* **EXERCISE DETAILS**:
Among the entries, which lines carry the string "title"? Copy each of them.
# Start of DATA SHOWN
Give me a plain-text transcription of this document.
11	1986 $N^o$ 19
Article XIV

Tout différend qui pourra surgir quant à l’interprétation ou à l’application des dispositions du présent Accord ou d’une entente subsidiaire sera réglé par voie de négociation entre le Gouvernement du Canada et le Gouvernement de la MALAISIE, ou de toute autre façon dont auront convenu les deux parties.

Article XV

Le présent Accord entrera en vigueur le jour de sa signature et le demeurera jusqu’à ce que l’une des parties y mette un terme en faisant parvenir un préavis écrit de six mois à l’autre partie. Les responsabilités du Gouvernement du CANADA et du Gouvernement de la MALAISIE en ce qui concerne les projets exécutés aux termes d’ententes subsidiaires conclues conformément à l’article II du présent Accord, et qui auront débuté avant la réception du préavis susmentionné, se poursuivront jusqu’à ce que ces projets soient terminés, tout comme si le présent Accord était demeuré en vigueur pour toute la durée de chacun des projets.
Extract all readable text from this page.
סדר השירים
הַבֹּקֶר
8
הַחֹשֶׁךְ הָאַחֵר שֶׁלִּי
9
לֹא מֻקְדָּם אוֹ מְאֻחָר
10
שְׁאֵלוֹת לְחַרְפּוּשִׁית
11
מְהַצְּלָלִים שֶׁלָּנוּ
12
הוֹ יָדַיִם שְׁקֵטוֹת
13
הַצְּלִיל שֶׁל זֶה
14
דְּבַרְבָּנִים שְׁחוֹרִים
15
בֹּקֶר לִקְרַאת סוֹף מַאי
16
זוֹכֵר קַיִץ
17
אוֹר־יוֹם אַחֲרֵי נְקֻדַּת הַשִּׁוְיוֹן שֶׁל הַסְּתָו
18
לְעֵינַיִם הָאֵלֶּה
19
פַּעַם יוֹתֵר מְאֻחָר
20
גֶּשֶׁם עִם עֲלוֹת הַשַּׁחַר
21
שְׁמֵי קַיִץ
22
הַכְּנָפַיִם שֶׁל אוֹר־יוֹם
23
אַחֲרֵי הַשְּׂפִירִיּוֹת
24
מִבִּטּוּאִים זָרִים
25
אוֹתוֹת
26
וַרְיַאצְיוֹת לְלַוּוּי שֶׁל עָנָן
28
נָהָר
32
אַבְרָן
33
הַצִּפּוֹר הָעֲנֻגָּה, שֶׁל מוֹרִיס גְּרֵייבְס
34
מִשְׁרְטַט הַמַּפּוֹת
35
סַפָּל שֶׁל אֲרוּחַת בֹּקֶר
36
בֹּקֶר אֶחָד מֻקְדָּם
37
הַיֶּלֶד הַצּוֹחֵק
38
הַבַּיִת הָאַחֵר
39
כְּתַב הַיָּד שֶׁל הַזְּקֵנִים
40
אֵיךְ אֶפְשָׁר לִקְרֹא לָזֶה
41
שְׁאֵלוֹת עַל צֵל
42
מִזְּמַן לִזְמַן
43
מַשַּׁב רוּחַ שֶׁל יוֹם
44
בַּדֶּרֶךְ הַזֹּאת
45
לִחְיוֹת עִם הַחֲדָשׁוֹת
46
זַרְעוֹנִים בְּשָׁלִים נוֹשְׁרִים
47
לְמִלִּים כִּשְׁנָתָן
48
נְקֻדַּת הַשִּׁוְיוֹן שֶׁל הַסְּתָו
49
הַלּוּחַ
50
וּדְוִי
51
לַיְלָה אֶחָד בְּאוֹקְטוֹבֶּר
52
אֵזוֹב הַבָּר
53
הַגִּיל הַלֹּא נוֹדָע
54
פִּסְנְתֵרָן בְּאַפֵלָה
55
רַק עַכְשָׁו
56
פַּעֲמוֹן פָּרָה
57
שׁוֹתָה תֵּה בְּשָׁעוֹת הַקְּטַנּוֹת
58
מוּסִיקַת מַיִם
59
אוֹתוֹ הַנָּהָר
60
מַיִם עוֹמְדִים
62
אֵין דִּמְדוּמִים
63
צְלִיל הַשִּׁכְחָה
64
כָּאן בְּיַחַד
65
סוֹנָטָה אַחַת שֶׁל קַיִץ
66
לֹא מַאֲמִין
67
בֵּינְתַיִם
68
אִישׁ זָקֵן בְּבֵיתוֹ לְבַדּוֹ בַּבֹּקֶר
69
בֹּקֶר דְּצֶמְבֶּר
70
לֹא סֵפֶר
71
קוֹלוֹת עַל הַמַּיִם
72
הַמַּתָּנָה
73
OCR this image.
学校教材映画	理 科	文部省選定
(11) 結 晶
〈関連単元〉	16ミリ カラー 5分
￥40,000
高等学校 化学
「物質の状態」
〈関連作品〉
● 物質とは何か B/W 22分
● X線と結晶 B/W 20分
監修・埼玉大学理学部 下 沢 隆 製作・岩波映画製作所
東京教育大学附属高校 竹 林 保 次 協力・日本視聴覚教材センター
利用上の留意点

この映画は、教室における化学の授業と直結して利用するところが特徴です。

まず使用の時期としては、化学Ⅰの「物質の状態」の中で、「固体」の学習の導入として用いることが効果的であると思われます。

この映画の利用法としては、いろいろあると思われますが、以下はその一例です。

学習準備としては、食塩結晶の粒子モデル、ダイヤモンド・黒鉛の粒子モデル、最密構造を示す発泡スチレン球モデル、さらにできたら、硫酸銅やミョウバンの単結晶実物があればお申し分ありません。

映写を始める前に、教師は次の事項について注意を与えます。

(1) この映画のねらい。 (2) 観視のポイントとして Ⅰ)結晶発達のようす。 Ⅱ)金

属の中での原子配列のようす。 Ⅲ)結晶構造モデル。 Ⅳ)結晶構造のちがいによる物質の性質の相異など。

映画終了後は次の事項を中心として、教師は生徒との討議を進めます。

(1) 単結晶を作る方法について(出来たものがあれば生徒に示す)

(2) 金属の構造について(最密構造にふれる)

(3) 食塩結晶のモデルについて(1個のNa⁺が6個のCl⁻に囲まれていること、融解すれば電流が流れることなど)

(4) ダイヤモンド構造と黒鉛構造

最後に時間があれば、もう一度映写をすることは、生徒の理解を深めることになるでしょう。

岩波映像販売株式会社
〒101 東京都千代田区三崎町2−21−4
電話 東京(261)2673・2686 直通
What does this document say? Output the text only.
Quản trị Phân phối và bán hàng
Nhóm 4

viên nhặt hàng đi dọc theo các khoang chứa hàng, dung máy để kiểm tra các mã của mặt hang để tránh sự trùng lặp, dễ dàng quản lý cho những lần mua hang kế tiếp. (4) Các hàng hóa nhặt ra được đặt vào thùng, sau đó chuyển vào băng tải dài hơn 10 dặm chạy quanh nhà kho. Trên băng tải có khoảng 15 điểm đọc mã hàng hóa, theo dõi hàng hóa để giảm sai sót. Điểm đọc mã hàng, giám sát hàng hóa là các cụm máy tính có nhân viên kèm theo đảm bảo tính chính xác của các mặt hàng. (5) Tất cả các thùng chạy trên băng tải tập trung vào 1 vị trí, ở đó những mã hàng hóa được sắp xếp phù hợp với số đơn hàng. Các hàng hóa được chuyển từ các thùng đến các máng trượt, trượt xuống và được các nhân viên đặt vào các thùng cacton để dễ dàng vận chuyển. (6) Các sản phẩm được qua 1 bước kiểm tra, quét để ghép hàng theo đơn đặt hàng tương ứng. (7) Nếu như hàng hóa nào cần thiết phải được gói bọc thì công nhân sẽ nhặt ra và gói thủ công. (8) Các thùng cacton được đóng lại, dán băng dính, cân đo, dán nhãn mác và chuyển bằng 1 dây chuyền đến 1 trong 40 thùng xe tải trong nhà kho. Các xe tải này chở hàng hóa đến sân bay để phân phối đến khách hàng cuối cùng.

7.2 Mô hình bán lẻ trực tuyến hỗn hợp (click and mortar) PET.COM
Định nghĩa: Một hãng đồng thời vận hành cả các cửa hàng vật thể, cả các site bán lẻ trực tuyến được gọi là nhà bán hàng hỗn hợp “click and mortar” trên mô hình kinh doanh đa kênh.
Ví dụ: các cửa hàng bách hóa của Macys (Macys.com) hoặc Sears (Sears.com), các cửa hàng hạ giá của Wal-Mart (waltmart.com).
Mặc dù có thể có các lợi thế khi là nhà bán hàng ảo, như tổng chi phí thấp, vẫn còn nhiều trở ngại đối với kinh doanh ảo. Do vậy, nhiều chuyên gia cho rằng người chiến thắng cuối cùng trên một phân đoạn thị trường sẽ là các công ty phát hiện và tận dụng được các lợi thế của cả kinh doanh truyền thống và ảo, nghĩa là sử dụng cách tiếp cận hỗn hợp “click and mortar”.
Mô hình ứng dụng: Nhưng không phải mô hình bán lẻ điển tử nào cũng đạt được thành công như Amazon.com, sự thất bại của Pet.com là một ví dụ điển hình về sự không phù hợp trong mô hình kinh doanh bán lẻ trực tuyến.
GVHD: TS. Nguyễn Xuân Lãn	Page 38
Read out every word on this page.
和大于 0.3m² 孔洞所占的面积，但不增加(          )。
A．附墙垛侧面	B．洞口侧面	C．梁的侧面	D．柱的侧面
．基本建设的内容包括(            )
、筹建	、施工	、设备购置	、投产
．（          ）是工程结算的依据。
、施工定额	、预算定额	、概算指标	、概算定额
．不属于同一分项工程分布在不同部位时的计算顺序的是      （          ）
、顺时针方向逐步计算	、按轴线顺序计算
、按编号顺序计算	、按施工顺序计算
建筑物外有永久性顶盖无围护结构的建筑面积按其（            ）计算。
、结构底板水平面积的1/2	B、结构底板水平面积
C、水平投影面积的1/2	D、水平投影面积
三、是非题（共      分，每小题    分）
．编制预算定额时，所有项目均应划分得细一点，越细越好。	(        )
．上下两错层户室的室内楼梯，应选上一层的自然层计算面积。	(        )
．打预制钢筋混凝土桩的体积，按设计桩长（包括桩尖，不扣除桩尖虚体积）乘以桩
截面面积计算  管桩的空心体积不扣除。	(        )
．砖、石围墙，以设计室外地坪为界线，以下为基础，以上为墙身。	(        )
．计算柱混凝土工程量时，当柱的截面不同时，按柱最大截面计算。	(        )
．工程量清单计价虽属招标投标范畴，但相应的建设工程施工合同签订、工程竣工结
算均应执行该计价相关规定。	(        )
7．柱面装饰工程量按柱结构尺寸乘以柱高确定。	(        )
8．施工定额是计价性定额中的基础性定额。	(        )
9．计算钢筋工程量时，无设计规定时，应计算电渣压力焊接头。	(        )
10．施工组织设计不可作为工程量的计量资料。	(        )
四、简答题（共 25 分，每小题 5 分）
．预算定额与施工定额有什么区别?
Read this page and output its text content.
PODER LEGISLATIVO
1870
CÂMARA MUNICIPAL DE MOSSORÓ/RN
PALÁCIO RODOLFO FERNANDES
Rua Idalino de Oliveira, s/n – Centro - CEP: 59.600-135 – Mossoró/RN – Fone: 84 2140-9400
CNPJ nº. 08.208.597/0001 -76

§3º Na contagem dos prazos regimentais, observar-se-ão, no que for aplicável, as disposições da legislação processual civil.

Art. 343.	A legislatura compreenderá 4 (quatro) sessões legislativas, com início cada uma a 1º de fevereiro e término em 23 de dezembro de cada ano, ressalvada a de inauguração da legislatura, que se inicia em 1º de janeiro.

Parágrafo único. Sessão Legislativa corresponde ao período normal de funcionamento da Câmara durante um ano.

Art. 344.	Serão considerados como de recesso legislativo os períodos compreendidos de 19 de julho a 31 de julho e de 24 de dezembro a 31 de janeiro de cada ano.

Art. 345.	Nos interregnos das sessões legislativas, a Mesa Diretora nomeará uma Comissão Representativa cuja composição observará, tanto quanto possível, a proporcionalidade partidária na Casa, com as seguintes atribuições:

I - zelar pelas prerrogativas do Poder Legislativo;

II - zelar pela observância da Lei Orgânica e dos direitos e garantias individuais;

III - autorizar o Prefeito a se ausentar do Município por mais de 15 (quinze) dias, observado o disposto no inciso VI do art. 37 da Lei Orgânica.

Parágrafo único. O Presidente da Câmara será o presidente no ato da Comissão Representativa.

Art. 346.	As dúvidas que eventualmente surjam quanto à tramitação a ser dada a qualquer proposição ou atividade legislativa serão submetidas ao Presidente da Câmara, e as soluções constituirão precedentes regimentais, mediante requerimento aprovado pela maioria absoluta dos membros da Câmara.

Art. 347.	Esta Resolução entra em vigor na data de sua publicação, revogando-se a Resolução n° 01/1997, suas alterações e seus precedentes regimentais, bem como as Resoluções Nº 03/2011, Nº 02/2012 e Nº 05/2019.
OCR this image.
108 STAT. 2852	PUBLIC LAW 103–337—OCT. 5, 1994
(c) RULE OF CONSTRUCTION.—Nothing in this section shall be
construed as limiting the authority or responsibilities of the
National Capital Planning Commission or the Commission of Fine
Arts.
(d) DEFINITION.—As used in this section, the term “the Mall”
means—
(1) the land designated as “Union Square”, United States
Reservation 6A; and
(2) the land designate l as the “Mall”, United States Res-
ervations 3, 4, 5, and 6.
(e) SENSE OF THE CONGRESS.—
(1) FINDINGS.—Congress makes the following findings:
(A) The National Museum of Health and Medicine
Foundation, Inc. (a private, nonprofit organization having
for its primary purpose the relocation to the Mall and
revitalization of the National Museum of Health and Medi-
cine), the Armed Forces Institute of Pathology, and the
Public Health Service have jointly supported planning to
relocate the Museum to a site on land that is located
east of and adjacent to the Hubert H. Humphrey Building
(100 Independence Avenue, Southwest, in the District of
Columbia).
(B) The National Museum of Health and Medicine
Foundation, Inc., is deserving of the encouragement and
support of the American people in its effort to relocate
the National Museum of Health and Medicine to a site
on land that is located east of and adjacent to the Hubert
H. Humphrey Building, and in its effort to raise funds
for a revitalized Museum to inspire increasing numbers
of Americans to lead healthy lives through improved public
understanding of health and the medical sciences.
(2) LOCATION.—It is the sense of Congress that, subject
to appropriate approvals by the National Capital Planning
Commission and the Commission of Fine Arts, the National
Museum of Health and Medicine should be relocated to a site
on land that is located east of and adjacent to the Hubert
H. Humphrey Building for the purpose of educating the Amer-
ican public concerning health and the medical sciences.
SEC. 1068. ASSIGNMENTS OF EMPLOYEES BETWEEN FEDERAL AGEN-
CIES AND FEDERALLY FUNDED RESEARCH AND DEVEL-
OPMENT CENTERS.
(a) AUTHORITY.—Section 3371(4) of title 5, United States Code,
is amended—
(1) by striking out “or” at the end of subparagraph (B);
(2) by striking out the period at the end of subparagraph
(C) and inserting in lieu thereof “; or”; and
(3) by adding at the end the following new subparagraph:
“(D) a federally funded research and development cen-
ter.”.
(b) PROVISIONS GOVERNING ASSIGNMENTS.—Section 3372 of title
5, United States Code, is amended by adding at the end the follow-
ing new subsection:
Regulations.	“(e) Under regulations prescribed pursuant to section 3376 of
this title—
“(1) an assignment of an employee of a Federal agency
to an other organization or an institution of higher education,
# End of DATA SHOWN
* **TASK RESPONSE**:
(a) AUTHORITY.—Section 3371(4) of title 5, United States Code,
(b) PROVISIONS GOVERNING ASSIGNMENTS.—Section 3372 of title
this title—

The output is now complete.